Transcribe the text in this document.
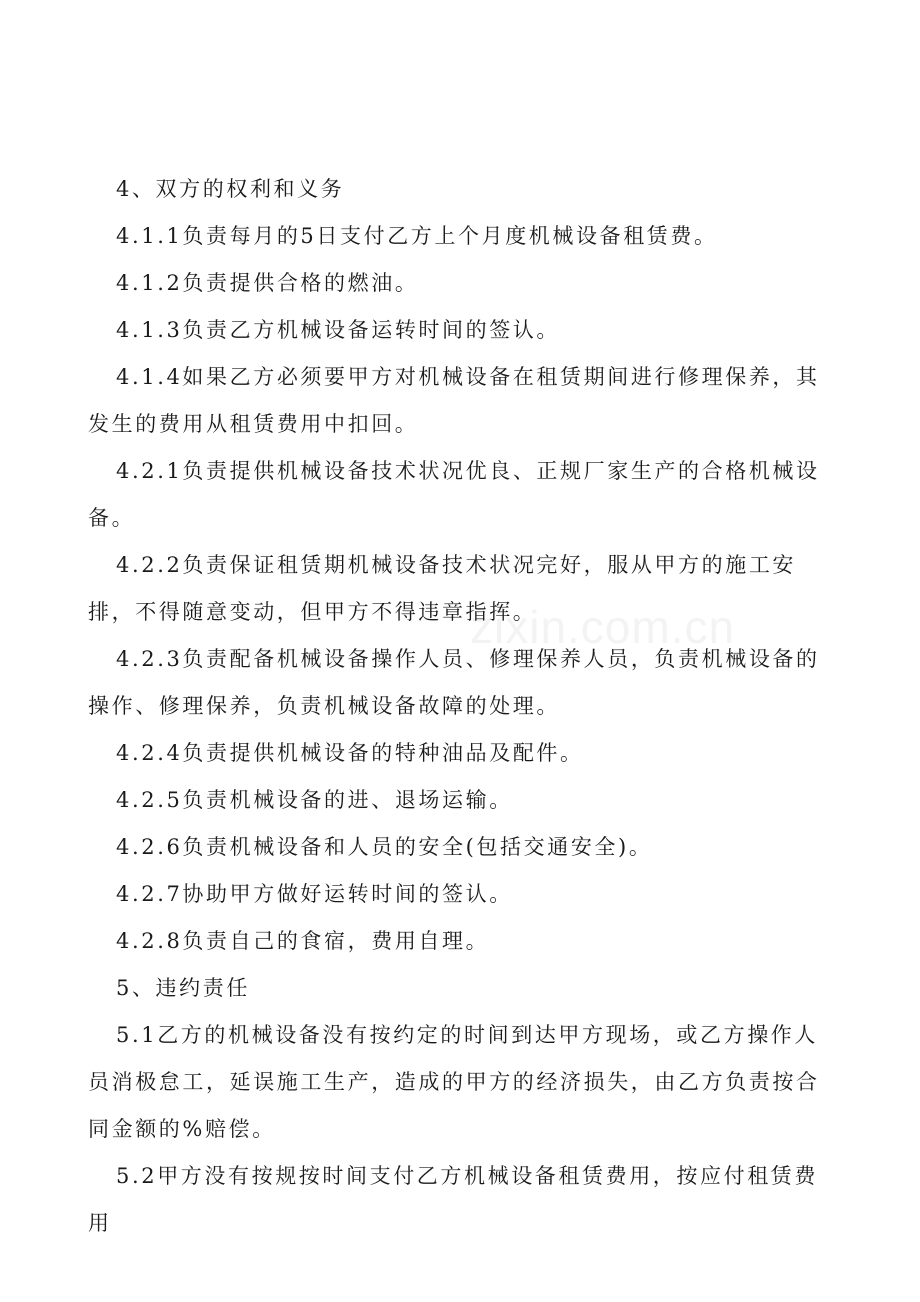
zixin.com.cn

4、双方的权利和义务

4.1.1负责每月的5日支付乙方上个月度机械设备租赁费。

4.1.2负责提供合格的燃油。

4.1.3负责乙方机械设备运转时间的签认。

4.1.4如果乙方必须要甲方对机械设备在租赁期间进行修理保养，其发生的费用从租赁费用中扣回。

4.2.1负责提供机械设备技术状况优良、正规厂家生产的合格机械设备。

4.2.2负责保证租赁期机械设备技术状况完好，服从甲方的施工安排，不得随意变动，但甲方不得违章指挥。

4.2.3负责配备机械设备操作人员、修理保养人员，负责机械设备的操作、修理保养，负责机械设备故障的处理。

4.2.4负责提供机械设备的特种油品及配件。

4.2.5负责机械设备的进、退场运输。

4.2.6负责机械设备和人员的安全(包括交通安全)。

4.2.7协助甲方做好运转时间的签认。

4.2.8负责自己的食宿，费用自理。

5、违约责任

5.1乙方的机械设备没有按约定的时间到达甲方现场，或乙方操作人员消极怠工，延误施工生产，造成的甲方的经济损失，由乙方负责按合同金额的%赔偿。

5.2甲方没有按规按时间支付乙方机械设备租赁费用，按应付租赁费用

__AIM OF THE EXERCISE__: A faithful copy of the records above is needed, with the pictures left out.

__FULL OUTPUT__:
Transcribe the text in this document.
zixin.com.cn

4、双方的权利和义务

4.1.1负责每月的5日支付乙方上个月度机械设备租赁费。

4.1.2负责提供合格的燃油。

4.1.3负责乙方机械设备运转时间的签认。

4.1.4如果乙方必须要甲方对机械设备在租赁期间进行修理保养，其发生的费用从租赁费用中扣回。

4.2.1负责提供机械设备技术状况优良、正规厂家生产的合格机械设备。

4.2.2负责保证租赁期机械设备技术状况完好，服从甲方的施工安排，不得随意变动，但甲方不得违章指挥。

4.2.3负责配备机械设备操作人员、修理保养人员，负责机械设备的操作、修理保养，负责机械设备故障的处理。

4.2.4负责提供机械设备的特种油品及配件。

4.2.5负责机械设备的进、退场运输。

4.2.6负责机械设备和人员的安全(包括交通安全)。

4.2.7协助甲方做好运转时间的签认。

4.2.8负责自己的食宿，费用自理。

5、违约责任

5.1乙方的机械设备没有按约定的时间到达甲方现场，或乙方操作人员消极怠工，延误施工生产，造成的甲方的经济损失，由乙方负责按合同金额的%赔偿。

5.2甲方没有按规按时间支付乙方机械设备租赁费用，按应付租赁费用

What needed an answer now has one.